(Entries with figure data)
START

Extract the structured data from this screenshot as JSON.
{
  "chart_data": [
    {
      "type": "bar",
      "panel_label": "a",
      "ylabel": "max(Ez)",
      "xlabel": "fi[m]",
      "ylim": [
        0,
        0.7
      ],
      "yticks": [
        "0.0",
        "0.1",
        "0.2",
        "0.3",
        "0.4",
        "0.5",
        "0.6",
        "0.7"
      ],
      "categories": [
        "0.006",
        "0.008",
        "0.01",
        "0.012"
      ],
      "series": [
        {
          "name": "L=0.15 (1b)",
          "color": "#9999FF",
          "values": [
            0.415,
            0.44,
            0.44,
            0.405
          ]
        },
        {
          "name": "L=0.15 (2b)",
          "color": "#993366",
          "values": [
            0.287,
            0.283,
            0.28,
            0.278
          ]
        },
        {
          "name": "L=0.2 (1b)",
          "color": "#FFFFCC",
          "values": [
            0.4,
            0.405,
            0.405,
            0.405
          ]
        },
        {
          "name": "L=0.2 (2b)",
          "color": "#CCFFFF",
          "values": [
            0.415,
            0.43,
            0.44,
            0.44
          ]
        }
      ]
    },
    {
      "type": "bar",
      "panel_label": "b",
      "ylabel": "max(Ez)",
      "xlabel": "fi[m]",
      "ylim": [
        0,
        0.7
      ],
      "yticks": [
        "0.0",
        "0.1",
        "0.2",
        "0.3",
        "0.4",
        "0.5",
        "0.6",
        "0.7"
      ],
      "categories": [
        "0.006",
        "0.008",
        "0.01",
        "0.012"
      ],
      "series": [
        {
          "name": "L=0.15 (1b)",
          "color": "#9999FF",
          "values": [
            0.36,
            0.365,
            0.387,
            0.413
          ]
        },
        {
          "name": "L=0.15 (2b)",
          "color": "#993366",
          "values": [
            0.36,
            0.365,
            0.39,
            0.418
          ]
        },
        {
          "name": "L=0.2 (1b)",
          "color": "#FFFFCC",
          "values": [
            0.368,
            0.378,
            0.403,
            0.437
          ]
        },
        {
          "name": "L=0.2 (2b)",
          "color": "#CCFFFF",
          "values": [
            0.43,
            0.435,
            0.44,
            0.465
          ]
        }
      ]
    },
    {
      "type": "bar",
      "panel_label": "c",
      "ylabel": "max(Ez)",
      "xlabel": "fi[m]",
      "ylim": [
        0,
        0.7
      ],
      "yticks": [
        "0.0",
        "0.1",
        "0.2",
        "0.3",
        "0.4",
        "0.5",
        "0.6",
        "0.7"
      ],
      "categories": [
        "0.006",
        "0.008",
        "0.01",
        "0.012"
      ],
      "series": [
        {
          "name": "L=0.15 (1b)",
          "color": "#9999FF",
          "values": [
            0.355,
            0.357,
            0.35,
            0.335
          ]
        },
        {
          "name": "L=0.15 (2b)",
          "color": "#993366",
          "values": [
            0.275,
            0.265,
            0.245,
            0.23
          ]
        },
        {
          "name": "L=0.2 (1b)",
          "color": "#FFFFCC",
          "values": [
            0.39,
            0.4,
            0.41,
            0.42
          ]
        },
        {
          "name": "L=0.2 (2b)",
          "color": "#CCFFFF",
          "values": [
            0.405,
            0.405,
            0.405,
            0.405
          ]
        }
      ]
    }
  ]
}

END

■ Directive
Please quote the records above exactly, without skipping a line.

■ Complete answer
Extract the structured data from this screenshot as JSON.
{
  "chart_data": [
    {
      "type": "bar",
      "panel_label": "a",
      "ylabel": "max(Ez)",
      "xlabel": "fi[m]",
      "ylim": [
        0,
        0.7
      ],
      "yticks": [
        "0.0",
        "0.1",
        "0.2",
        "0.3",
        "0.4",
        "0.5",
        "0.6",
        "0.7"
      ],
      "categories": [
        "0.006",
        "0.008",
        "0.01",
        "0.012"
      ],
      "series": [
        {
          "name": "L=0.15 (1b)",
          "color": "#9999FF",
          "values": [
            0.415,
            0.44,
            0.44,
            0.405
          ]
        },
        {
          "name": "L=0.15 (2b)",
          "color": "#993366",
          "values": [
            0.287,
            0.283,
            0.28,
            0.278
          ]
        },
        {
          "name": "L=0.2 (1b)",
          "color": "#FFFFCC",
          "values": [
            0.4,
            0.405,
            0.405,
            0.405
          ]
        },
        {
          "name": "L=0.2 (2b)",
          "color": "#CCFFFF",
          "values": [
            0.415,
            0.43,
            0.44,
            0.44
          ]
        }
      ]
    },
    {
      "type": "bar",
      "panel_label": "b",
      "ylabel": "max(Ez)",
      "xlabel": "fi[m]",
      "ylim": [
        0,
        0.7
      ],
      "yticks": [
        "0.0",
        "0.1",
        "0.2",
        "0.3",
        "0.4",
        "0.5",
        "0.6",
        "0.7"
      ],
      "categories": [
        "0.006",
        "0.008",
        "0.01",
        "0.012"
      ],
      "series": [
        {
          "name": "L=0.15 (1b)",
          "color": "#9999FF",
          "values": [
            0.36,
            0.365,
            0.387,
            0.413
          ]
        },
        {
          "name": "L=0.15 (2b)",
          "color": "#993366",
          "values": [
            0.36,
            0.365,
            0.39,
            0.418
          ]
        },
        {
          "name": "L=0.2 (1b)",
          "color": "#FFFFCC",
          "values": [
            0.368,
            0.378,
            0.403,
            0.437
          ]
        },
        {
          "name": "L=0.2 (2b)",
          "color": "#CCFFFF",
          "values": [
            0.43,
            0.435,
            0.44,
            0.465
          ]
        }
      ]
    },
    {
      "type": "bar",
      "panel_label": "c",
      "ylabel": "max(Ez)",
      "xlabel": "fi[m]",
      "ylim": [
        0,
        0.7
      ],
      "yticks": [
        "0.0",
        "0.1",
        "0.2",
        "0.3",
        "0.4",
        "0.5",
        "0.6",
        "0.7"
      ],
      "categories": [
        "0.006",
        "0.008",
        "0.01",
        "0.012"
      ],
      "series": [
        {
          "name": "L=0.15 (1b)",
          "color": "#9999FF",
          "values": [
            0.355,
            0.357,
            0.35,
            0.335
          ]
        },
        {
          "name": "L=0.15 (2b)",
          "color": "#993366",
          "values": [
            0.275,
            0.265,
            0.245,
            0.23
          ]
        },
        {
          "name": "L=0.2 (1b)",
          "color": "#FFFFCC",
          "values": [
            0.39,
            0.4,
            0.41,
            0.42
          ]
        },
        {
          "name": "L=0.2 (2b)",
          "color": "#CCFFFF",
          "values": [
            0.405,
            0.405,
            0.405,
            0.405
          ]
        }
      ]
    }
  ]
}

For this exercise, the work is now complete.